▶ **Task brief**
Select every line containing the word "category" from the material, and copy those lines.

____ The data

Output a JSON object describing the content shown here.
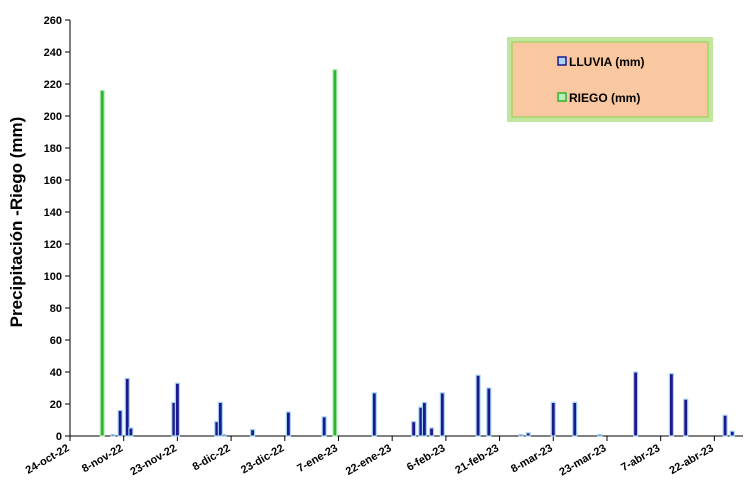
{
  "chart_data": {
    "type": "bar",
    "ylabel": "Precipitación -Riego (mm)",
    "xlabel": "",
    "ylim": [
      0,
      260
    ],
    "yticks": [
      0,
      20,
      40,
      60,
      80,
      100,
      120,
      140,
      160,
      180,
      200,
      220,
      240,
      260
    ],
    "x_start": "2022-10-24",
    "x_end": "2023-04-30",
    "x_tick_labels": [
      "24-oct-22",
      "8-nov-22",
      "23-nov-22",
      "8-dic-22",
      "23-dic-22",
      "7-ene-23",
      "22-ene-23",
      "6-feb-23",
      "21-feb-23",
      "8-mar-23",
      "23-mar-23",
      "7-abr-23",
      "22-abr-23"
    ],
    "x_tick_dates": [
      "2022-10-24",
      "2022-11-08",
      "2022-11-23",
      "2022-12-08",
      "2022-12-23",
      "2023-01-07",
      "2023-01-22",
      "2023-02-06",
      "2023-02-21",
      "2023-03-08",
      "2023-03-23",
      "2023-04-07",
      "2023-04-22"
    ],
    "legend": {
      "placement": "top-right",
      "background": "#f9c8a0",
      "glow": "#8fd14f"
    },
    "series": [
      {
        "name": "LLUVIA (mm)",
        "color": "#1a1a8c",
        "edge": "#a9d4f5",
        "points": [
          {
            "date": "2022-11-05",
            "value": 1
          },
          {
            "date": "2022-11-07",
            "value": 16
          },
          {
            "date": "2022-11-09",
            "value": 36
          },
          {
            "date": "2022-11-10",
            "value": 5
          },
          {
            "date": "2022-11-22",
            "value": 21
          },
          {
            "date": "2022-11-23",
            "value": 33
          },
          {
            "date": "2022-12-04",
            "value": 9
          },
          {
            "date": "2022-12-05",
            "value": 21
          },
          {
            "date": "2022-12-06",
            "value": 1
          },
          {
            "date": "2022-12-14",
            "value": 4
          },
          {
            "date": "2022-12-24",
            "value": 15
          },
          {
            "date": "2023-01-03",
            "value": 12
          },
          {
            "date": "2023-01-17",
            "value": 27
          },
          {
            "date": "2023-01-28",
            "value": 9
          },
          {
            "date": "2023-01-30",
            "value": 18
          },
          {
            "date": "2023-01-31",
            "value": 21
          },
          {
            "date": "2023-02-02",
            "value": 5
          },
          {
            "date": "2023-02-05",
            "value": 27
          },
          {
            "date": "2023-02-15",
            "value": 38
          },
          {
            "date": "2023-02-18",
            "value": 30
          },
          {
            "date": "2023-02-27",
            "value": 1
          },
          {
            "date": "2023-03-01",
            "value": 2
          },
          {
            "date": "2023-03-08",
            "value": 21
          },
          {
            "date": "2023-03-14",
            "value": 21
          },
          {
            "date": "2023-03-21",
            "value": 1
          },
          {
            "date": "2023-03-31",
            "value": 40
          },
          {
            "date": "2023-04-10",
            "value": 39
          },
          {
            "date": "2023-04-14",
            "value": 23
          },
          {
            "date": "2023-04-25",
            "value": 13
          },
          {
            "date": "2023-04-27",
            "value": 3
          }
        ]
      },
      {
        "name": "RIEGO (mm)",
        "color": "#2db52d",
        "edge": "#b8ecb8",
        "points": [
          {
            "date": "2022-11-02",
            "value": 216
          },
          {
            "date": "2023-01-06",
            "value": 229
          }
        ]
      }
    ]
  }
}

________
____ The data

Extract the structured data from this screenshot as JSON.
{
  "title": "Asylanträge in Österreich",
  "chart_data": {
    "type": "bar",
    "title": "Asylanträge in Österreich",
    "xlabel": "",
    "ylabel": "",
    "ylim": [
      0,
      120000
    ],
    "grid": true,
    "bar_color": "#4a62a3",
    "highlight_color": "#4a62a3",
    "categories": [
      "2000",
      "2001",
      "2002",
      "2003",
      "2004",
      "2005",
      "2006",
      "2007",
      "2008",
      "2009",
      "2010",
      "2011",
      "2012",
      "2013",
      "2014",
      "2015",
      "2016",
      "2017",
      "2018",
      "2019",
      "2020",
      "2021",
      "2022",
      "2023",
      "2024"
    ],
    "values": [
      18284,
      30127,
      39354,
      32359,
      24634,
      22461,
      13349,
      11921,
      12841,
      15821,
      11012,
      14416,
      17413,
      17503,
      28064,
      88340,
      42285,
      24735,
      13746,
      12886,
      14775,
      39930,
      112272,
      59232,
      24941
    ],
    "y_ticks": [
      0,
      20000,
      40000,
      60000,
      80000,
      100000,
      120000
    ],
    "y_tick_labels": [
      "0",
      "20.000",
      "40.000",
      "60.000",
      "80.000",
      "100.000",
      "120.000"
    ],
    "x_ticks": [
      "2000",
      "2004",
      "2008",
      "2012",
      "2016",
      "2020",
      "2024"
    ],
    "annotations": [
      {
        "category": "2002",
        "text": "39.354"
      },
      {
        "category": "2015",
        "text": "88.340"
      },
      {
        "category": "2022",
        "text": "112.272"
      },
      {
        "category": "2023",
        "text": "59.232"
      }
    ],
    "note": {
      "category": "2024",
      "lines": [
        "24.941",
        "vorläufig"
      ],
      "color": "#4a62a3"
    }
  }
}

________

▶ **Task answer**
        "category": "2002",
        "category": "2015",
        "category": "2022",
        "category": "2023",
      "category": "2024",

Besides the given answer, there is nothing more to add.